• **Goal**
Look over the entries that follow and work out how many lines contain "July". State the number only.

(Recorded data)
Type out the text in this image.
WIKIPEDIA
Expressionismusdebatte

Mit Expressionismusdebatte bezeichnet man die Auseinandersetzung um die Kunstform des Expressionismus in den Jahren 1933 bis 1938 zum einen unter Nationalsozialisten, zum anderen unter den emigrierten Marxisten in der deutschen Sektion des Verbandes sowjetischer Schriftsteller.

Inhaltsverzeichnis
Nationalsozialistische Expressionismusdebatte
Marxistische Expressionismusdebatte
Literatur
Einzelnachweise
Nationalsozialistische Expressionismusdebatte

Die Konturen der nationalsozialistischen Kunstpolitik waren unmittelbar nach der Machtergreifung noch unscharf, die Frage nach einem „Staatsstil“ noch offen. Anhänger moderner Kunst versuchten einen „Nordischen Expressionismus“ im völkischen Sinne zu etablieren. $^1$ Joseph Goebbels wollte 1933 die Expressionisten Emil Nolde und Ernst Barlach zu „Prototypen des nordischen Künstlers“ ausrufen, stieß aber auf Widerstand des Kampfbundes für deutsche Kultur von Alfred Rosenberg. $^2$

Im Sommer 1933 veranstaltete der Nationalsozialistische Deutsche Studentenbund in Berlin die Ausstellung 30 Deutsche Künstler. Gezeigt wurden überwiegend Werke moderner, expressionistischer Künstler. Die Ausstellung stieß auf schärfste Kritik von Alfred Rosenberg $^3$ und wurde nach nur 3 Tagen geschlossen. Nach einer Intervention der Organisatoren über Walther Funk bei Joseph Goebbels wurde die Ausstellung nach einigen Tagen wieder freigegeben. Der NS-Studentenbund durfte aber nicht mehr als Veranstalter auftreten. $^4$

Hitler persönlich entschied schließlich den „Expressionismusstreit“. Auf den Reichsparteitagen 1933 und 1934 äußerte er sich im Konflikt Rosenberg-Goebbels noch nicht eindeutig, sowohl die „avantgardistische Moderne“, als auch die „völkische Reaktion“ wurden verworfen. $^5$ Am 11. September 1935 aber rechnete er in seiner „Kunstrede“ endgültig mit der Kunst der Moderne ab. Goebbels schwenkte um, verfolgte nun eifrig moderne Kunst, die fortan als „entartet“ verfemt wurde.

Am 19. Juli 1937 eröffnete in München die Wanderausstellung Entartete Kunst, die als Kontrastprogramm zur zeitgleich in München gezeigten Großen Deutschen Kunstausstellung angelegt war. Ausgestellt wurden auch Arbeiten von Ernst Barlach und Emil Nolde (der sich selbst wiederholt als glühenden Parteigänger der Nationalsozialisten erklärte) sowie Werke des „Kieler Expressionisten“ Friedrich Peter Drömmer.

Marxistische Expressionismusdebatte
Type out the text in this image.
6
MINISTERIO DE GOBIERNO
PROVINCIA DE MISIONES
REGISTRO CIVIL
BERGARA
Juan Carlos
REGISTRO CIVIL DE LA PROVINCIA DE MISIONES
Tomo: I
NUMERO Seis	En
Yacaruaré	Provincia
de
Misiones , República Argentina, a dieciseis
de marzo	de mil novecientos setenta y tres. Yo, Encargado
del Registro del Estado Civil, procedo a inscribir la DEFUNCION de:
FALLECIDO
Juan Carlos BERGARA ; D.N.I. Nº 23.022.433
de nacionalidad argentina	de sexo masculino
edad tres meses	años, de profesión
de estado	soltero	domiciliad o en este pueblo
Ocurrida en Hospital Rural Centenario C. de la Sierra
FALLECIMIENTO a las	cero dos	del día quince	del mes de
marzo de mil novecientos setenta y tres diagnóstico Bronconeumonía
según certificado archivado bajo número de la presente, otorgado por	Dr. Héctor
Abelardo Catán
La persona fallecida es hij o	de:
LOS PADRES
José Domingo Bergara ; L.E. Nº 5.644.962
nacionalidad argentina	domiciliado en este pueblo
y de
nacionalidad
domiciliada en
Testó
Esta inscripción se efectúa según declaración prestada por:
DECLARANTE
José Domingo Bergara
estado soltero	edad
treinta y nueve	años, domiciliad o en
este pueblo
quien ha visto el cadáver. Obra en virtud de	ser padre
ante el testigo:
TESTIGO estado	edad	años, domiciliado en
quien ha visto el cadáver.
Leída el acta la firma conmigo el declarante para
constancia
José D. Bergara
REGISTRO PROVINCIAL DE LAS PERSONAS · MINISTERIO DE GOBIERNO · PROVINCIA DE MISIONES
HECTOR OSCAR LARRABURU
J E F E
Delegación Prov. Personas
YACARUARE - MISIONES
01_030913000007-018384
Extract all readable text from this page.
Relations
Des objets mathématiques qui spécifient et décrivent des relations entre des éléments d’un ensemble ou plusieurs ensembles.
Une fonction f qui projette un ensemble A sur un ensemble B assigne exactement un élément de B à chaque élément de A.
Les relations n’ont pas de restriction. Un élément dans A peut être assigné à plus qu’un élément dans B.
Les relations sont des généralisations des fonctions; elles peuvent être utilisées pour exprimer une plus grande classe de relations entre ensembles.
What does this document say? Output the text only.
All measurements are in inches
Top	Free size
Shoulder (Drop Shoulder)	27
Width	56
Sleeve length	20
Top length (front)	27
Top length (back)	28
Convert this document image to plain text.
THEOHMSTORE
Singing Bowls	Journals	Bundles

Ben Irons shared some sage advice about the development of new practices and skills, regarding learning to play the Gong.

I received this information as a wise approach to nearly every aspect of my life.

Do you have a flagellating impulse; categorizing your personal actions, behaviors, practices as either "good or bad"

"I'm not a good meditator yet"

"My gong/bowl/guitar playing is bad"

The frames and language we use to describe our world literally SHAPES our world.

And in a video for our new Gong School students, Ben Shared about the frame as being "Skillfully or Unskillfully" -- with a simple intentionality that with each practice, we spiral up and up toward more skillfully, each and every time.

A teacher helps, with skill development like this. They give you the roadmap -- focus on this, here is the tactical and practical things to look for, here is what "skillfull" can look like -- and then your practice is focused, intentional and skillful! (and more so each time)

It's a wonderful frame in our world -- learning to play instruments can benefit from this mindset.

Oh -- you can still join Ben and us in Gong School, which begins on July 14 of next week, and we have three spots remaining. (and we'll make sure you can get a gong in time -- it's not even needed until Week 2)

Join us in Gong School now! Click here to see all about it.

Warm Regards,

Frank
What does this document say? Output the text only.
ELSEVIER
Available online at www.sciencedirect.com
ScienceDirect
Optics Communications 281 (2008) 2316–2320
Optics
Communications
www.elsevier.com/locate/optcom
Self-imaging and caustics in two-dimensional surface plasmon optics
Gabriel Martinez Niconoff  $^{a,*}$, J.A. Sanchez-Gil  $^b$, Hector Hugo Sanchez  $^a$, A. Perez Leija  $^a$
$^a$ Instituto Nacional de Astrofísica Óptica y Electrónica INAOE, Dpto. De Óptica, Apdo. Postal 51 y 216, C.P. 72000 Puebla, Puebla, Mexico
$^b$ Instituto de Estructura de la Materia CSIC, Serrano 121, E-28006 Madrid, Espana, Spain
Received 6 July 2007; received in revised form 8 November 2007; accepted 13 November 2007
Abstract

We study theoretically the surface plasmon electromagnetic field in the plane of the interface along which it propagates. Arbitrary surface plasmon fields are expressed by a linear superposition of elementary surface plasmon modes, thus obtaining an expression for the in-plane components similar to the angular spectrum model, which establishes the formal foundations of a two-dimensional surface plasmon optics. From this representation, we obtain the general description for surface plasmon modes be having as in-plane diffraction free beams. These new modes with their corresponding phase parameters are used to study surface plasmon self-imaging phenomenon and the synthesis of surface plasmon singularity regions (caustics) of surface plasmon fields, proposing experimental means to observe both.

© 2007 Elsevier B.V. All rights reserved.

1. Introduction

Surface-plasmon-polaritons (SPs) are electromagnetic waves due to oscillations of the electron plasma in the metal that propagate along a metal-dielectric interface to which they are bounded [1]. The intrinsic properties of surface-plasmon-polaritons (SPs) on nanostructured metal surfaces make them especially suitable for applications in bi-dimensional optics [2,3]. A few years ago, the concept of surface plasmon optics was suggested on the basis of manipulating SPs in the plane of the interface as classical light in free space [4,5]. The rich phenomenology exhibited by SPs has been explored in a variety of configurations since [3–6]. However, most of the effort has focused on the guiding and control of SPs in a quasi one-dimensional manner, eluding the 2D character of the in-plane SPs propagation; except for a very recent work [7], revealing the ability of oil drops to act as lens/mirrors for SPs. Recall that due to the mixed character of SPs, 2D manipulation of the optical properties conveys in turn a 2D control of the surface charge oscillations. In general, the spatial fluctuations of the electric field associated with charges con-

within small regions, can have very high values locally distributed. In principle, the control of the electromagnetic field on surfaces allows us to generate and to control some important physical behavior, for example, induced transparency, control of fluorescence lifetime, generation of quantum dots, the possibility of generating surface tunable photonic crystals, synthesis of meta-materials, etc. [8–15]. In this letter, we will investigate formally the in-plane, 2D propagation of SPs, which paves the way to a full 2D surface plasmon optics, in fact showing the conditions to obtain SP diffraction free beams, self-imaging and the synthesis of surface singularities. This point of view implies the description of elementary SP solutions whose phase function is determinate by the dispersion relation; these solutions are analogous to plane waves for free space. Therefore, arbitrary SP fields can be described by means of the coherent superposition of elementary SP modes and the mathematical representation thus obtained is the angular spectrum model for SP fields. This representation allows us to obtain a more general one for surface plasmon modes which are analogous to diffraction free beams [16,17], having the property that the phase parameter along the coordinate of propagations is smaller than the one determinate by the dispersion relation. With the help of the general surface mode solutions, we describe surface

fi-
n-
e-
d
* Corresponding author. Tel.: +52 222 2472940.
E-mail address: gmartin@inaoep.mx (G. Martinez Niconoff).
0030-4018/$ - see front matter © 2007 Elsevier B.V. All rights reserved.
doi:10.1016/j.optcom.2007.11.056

• **Output**
2